Awhile ago, I made a tutorial on how you can trick Photoshop to give you better results with the Dehaze tool. I also promised to create Photoshop actions so that you can do faster and easier. Well it’s finally here and I’m excited to show you how it works.
The free actions let you perform the dehaze trick with five variations.
Ultimate Dehaze Pro
The Problem with Photoshop’s Dehaze
The Dehaze tool is a great way to restore details in your photo. However, it can get quite aggressive with the feathering which can create halos between areas that are hazy and areas that aren’t.
In my recent Dehaze tutorial, I showed you how you can trick Photoshop to giving you better results by temporarily enlarging your document size. But that’s a lot of work and sometimes it’ll take you several tries to find the right setting to use. So with these Photoshop actions, it automates the process making it easier and saving you a heck lot of time.
How to Use the Photoshop Actions
To load the Photoshop actions, doubleclick on the ATN file and it will show up in your Actions panel. If you don’t see the actions panel, you can open it by going to Window > Actions.

------------------------------

- **TASKS TO PERFORM**:
(a) According to the page on Photoshop's Dehaze tool, how many variations of the dehaze trick do the free actions provide?
(b) Copy the Dehaze page's text between "Awhile ago, I" and "how it works.", inclusive.

[Data listing]
------------------------------

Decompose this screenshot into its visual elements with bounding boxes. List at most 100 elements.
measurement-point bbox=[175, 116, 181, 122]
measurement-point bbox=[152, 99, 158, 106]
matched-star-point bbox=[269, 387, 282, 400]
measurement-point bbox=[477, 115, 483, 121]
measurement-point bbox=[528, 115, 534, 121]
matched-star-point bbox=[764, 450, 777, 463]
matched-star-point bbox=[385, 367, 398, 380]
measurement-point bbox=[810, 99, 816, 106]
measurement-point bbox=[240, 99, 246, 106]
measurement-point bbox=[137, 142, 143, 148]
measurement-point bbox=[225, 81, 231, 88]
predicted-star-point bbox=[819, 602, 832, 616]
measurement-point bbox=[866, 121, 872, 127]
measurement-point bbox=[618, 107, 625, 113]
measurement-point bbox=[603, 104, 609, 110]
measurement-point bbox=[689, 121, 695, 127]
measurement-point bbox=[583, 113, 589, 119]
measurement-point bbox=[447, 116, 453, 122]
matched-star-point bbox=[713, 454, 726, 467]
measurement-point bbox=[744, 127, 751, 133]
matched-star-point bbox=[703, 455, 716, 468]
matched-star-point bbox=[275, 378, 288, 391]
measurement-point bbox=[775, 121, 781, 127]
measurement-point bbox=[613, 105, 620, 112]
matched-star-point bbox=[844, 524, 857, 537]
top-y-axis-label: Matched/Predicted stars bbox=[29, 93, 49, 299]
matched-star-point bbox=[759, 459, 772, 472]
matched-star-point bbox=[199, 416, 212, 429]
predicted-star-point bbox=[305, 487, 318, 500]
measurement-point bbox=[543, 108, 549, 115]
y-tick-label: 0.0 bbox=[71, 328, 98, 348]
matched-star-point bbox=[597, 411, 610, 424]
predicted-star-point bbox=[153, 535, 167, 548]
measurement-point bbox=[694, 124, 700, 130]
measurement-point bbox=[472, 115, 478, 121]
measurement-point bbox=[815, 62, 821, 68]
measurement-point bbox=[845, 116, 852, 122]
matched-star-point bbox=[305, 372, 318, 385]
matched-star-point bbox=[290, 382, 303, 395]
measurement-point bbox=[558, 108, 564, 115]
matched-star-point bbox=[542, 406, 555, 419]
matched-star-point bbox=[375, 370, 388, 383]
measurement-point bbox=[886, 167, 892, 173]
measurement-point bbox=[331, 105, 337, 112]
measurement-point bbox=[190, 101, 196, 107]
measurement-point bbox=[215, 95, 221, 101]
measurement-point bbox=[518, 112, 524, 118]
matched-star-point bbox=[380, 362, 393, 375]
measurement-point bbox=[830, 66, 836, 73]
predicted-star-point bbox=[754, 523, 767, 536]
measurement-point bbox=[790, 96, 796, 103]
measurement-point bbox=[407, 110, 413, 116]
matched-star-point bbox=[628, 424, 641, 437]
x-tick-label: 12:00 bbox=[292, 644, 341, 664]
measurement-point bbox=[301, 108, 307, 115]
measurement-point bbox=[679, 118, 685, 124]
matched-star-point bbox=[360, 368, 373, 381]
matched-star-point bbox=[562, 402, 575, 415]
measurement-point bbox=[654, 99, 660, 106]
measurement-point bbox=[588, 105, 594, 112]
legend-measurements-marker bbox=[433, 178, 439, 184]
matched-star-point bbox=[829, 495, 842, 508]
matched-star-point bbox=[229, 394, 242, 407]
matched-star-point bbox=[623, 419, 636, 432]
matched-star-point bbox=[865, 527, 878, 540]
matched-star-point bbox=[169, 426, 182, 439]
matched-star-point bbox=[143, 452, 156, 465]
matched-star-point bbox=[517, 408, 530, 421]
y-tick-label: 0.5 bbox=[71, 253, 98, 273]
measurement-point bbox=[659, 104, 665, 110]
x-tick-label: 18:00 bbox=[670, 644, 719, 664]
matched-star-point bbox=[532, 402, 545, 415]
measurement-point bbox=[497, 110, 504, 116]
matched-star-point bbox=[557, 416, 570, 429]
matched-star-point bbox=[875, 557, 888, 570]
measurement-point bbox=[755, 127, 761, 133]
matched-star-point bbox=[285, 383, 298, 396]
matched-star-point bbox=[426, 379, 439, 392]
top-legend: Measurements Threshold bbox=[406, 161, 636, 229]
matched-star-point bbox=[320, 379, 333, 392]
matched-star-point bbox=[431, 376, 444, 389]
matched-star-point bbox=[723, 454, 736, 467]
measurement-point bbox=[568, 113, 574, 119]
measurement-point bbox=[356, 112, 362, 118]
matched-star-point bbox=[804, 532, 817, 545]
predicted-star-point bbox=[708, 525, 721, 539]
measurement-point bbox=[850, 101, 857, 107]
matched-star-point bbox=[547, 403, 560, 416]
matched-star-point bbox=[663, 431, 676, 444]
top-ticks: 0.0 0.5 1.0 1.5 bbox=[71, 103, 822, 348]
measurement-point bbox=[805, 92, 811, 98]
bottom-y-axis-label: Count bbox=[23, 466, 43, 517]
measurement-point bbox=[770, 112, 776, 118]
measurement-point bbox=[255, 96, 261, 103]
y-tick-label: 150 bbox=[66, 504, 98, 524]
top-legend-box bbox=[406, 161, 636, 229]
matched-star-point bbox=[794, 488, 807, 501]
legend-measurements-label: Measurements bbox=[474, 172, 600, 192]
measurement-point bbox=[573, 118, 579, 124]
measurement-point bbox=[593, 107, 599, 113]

------------------------------

- **ANSWERS TO EACH TASK**:
(a) Five.

(b)
Awhile ago, I made a tutorial on how you can trick Photoshop to give you better results with the Dehaze tool. I also promised to create Photoshop actions so that you can do faster and easier. Well it’s finally here and I’m excited to show you how it works.